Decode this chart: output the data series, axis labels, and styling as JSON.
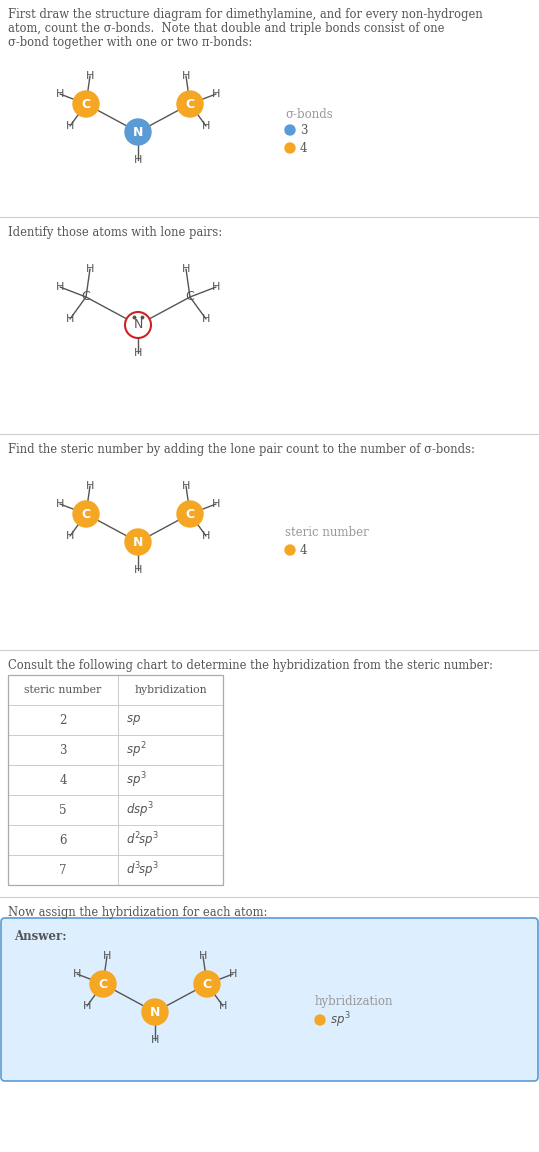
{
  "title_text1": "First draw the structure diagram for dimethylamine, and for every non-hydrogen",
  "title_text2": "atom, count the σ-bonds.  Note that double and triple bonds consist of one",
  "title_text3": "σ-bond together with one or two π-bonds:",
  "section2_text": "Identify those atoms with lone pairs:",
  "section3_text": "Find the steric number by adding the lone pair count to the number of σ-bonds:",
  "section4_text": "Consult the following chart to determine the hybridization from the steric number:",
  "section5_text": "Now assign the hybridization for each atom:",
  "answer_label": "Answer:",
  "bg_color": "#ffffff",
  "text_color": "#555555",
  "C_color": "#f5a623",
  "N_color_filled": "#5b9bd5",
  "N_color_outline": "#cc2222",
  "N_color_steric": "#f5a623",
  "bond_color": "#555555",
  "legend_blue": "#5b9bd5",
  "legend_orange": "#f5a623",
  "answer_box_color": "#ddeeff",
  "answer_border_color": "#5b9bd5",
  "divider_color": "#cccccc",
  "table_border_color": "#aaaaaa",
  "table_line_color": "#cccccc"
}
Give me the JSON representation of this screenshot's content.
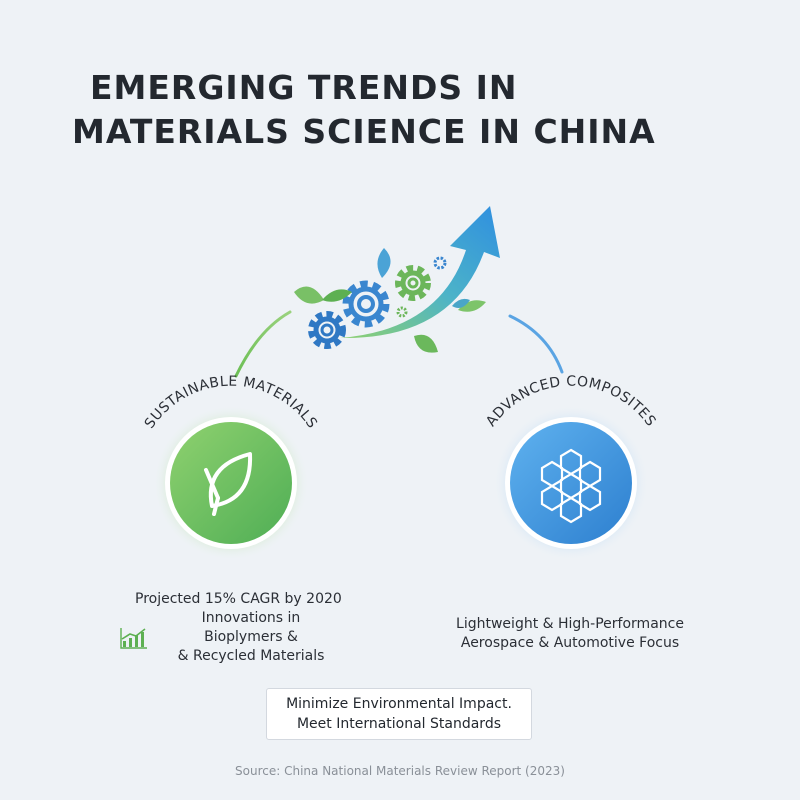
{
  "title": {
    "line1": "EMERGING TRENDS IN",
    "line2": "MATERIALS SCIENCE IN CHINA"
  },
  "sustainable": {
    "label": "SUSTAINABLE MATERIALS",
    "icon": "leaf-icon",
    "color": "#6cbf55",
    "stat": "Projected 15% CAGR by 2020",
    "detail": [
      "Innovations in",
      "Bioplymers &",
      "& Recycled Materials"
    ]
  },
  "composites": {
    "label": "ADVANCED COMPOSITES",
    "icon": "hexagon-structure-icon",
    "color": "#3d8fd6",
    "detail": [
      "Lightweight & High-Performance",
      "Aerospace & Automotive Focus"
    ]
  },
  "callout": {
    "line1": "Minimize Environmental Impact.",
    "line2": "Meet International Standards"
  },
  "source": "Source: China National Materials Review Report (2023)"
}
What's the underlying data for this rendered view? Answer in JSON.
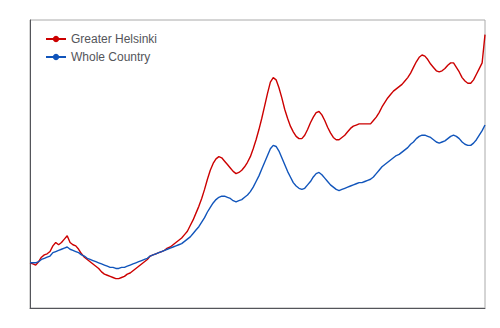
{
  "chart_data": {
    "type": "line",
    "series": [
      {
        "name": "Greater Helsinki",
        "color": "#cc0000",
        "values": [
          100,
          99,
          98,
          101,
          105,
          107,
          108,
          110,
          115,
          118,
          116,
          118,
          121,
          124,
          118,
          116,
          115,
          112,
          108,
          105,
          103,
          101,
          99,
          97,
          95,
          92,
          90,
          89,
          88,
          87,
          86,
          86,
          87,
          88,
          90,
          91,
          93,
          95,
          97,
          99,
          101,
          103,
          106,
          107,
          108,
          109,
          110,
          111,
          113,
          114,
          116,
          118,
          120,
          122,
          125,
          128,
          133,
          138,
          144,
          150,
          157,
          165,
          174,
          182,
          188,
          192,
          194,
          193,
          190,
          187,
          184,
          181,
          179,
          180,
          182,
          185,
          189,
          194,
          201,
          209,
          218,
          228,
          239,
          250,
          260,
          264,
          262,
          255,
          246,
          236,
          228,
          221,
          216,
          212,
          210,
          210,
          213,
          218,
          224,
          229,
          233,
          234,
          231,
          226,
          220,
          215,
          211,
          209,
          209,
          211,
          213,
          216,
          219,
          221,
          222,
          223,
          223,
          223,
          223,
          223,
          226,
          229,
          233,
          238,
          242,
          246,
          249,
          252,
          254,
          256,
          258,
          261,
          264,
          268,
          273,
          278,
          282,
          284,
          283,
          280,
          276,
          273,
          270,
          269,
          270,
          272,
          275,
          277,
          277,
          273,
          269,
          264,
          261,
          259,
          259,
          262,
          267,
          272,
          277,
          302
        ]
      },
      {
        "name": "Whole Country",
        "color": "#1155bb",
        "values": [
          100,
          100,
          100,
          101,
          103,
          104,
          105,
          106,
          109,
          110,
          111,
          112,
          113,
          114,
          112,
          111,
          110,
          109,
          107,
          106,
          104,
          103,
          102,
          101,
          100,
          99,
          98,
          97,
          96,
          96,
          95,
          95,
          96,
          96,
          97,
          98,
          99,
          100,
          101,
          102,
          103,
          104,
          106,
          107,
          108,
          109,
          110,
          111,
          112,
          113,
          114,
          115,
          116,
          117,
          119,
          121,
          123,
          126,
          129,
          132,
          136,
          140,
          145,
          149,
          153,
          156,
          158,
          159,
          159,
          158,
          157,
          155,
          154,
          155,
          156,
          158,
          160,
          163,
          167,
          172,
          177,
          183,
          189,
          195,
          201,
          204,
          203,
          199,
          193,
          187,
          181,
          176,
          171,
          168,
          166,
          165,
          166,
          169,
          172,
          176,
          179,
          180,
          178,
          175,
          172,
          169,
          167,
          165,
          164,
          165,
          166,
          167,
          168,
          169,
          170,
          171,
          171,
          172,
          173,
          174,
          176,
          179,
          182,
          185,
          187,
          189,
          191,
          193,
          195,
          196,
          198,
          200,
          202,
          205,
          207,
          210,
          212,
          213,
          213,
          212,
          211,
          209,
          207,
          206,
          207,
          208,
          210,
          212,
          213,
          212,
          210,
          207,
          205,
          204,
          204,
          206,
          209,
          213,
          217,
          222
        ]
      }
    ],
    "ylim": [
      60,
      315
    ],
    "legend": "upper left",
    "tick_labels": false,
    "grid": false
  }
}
--
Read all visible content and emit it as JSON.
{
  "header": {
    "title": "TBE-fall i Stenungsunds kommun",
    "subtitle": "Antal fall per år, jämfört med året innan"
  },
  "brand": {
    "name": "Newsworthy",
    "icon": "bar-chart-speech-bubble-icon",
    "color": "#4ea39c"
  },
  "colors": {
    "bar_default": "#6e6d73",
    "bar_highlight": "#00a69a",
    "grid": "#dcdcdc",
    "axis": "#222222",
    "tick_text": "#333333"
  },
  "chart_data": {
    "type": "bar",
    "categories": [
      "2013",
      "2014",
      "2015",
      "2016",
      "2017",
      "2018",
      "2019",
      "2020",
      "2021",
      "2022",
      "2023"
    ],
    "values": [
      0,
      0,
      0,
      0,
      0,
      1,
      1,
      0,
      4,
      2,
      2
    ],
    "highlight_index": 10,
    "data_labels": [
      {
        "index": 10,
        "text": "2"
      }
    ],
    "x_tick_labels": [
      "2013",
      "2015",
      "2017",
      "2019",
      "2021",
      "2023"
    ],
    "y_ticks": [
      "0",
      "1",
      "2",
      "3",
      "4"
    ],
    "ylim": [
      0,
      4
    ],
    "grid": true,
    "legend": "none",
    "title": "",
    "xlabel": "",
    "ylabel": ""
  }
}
---
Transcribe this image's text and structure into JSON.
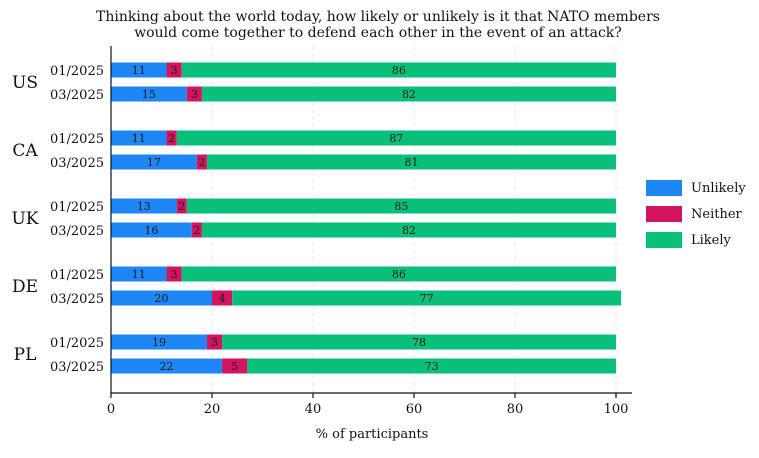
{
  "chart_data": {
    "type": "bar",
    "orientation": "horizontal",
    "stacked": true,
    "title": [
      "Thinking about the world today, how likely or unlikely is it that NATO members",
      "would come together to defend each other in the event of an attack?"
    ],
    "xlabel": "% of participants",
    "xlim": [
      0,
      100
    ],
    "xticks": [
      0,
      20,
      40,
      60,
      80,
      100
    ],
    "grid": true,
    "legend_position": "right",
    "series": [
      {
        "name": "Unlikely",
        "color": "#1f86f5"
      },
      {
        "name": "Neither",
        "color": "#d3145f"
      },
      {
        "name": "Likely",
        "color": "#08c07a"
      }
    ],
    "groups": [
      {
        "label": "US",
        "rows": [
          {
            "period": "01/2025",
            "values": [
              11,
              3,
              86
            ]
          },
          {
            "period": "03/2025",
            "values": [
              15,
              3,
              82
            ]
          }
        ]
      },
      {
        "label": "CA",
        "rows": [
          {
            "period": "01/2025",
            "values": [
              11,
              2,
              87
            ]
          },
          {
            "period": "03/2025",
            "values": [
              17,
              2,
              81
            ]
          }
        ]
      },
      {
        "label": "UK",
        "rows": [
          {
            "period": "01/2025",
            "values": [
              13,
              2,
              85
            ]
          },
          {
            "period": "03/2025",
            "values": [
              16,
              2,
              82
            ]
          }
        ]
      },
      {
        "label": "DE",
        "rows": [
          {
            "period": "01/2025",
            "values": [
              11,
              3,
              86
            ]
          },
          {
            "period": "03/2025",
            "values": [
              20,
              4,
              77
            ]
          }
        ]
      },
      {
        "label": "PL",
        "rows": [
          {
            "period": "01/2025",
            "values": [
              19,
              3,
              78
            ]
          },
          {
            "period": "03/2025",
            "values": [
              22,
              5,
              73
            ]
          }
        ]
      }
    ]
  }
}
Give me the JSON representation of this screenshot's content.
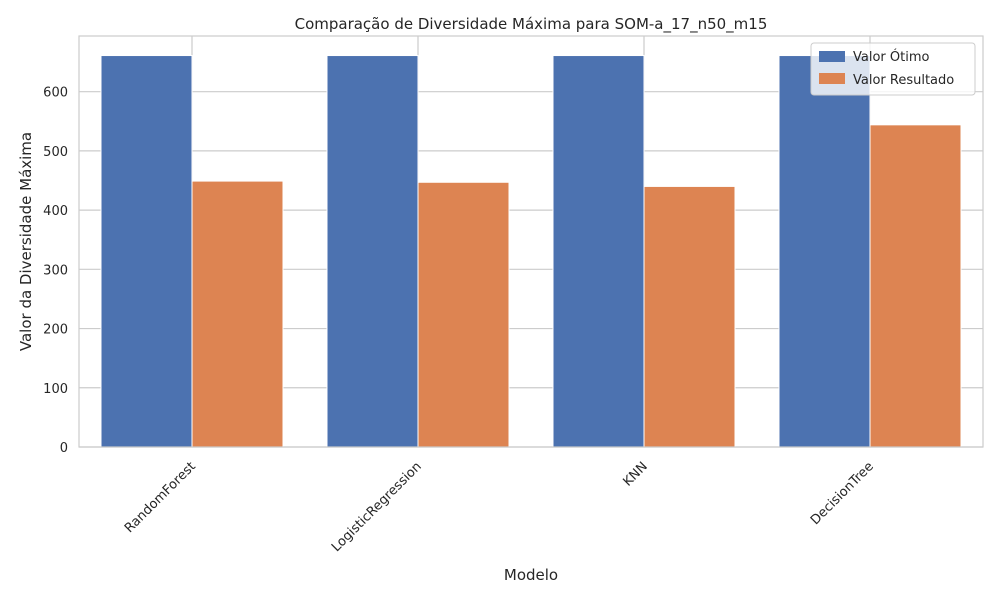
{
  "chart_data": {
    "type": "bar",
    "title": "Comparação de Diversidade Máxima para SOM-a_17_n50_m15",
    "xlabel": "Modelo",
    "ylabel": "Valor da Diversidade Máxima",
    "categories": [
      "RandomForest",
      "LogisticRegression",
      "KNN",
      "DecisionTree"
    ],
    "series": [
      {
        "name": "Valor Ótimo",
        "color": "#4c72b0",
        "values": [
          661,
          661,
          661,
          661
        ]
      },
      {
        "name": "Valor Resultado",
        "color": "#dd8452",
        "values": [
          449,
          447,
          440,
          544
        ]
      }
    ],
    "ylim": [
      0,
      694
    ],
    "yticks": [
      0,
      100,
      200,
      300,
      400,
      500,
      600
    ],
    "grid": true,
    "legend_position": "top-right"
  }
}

YOUR INSTRUCTIONS: From the entries above, copy out every line where the string "each" appears.

FULL RESPONSE:
  "section5_text": "Now assign the hybridization for each atom:",
      "would come together to defend each other in the event of an attack?"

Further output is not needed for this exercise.